WRITTEN TASK ::
Convert the entries, from the first line through the line containing "scatter-point [2178,454,2192,468]", inclusive, into a JSON list of strings. Give one string per line and omit any blank lines.

DATA FOR THIS TASK ::
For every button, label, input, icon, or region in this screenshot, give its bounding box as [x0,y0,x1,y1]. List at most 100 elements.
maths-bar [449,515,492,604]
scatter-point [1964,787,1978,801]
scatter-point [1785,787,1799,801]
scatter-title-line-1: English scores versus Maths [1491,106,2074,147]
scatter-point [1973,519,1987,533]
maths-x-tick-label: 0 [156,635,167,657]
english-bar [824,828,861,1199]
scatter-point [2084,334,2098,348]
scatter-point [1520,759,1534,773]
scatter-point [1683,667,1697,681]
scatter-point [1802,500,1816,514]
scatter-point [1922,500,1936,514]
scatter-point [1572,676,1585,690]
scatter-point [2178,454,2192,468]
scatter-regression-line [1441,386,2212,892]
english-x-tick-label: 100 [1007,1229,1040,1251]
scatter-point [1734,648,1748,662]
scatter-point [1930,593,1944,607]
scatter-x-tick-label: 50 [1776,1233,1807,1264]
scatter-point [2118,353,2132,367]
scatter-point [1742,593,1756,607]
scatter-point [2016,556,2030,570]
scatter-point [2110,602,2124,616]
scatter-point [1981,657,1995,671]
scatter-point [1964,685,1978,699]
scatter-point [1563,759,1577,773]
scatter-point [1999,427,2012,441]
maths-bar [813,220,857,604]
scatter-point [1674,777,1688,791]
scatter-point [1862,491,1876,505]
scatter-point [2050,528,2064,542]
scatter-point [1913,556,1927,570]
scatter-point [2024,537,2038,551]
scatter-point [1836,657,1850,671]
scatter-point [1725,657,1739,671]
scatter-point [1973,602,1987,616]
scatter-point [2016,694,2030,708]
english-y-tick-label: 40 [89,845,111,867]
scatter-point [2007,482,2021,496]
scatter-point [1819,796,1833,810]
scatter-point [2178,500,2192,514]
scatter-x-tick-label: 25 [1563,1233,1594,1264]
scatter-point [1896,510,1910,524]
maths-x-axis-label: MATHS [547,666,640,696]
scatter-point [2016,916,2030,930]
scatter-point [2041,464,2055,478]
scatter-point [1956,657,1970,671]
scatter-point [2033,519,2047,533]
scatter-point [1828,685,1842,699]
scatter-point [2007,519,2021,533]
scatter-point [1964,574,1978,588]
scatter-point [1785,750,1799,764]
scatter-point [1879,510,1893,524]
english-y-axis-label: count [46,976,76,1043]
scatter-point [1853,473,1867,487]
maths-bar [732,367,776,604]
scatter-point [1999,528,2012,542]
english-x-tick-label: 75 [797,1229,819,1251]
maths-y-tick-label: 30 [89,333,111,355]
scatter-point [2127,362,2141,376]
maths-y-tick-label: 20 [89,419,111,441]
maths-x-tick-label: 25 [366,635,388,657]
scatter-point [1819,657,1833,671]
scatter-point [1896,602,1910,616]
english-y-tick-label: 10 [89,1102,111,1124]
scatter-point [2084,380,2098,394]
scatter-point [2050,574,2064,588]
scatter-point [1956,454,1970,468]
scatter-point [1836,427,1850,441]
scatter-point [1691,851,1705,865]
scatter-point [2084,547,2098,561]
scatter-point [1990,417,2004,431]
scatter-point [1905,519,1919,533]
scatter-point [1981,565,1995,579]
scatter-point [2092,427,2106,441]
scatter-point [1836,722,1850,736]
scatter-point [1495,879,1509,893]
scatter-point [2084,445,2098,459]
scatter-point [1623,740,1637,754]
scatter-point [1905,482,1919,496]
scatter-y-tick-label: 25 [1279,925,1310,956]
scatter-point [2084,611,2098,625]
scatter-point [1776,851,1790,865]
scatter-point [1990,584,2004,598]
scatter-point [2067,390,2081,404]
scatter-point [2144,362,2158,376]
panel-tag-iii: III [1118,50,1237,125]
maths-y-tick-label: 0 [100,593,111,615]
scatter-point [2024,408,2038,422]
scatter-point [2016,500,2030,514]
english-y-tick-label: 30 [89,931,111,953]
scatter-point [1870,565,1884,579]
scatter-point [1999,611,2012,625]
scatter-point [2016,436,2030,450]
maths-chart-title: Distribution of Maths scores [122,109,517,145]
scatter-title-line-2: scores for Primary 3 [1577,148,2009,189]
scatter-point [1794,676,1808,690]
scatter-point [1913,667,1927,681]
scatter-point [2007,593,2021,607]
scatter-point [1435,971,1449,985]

TASK RESPONSE ::
[
  "For every button, label, input, icon, or region in this screenshot, give its bounding box as [x0,y0,x1,y1]. List at most 100 elements.",
  "maths-bar [449,515,492,604]",
  "scatter-point [1964,787,1978,801]",
  "scatter-point [1785,787,1799,801]",
  "scatter-title-line-1: English scores versus Maths [1491,106,2074,147]",
  "scatter-point [1973,519,1987,533]",
  "maths-x-tick-label: 0 [156,635,167,657]",
  "english-bar [824,828,861,1199]",
  "scatter-point [2084,334,2098,348]",
  "scatter-point [1520,759,1534,773]",
  "scatter-point [1683,667,1697,681]",
  "scatter-point [1802,500,1816,514]",
  "scatter-point [1922,500,1936,514]",
  "scatter-point [1572,676,1585,690]",
  "scatter-point [2178,454,2192,468]"
]